§ Task instructions:
Set every record down verbatim and omit the pictures.

------------------------------------------------------------------------

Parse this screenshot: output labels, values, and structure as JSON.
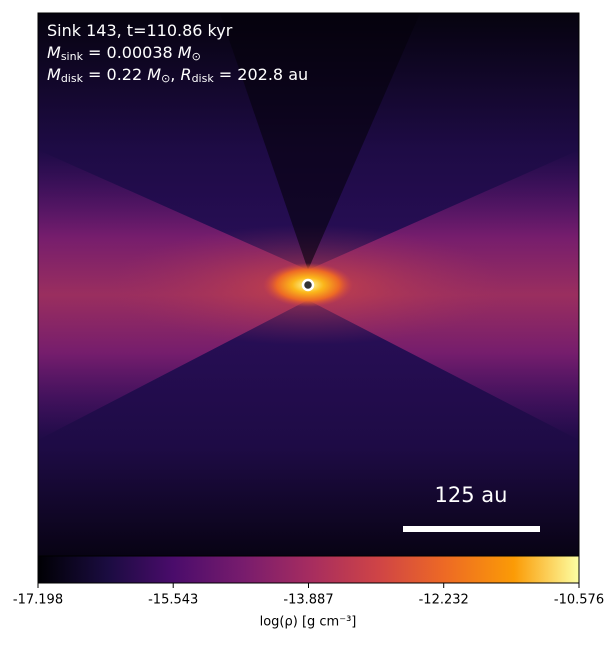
{
  "chart_data": {
    "type": "image",
    "annotations": [
      [
        {
          "text": "Sink 143, t=110.86 kyr"
        }
      ],
      [
        {
          "text": "M",
          "italic": true
        },
        {
          "text": "sink",
          "sub": true
        },
        {
          "text": " = 0.00038 "
        },
        {
          "text": "M",
          "italic": true
        },
        {
          "text": "⊙",
          "sub": true
        }
      ],
      [
        {
          "text": "M",
          "italic": true
        },
        {
          "text": "disk",
          "sub": true
        },
        {
          "text": " = 0.22 "
        },
        {
          "text": "M",
          "italic": true
        },
        {
          "text": "⊙",
          "sub": true
        },
        {
          "text": ", "
        },
        {
          "text": "R",
          "italic": true
        },
        {
          "text": "disk",
          "sub": true
        },
        {
          "text": " = 202.8 au"
        }
      ]
    ],
    "scale_bar_label": "125 au",
    "colorbar": {
      "label": "log(ρ) [g cm⁻³]",
      "xlim": [
        -17.198,
        -10.576
      ],
      "xticks": [
        -17.198,
        -15.543,
        -13.887,
        -12.232,
        -10.576
      ],
      "colormap": "inferno"
    }
  }
}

------------------------------------------------------------------------

§ The reply:
Parse this screenshot: output labels, values, and structure as JSON.
{
  "chart_data": {
    "type": "image",
    "annotations": [
      [
        {
          "text": "Sink 143, t=110.86 kyr"
        }
      ],
      [
        {
          "text": "M",
          "italic": true
        },
        {
          "text": "sink",
          "sub": true
        },
        {
          "text": " = 0.00038 "
        },
        {
          "text": "M",
          "italic": true
        },
        {
          "text": "⊙",
          "sub": true
        }
      ],
      [
        {
          "text": "M",
          "italic": true
        },
        {
          "text": "disk",
          "sub": true
        },
        {
          "text": " = 0.22 "
        },
        {
          "text": "M",
          "italic": true
        },
        {
          "text": "⊙",
          "sub": true
        },
        {
          "text": ", "
        },
        {
          "text": "R",
          "italic": true
        },
        {
          "text": "disk",
          "sub": true
        },
        {
          "text": " = 202.8 au"
        }
      ]
    ],
    "scale_bar_label": "125 au",
    "colorbar": {
      "label": "log(ρ) [g cm⁻³]",
      "xlim": [
        -17.198,
        -10.576
      ],
      "xticks": [
        -17.198,
        -15.543,
        -13.887,
        -12.232,
        -10.576
      ],
      "colormap": "inferno"
    }
  }
}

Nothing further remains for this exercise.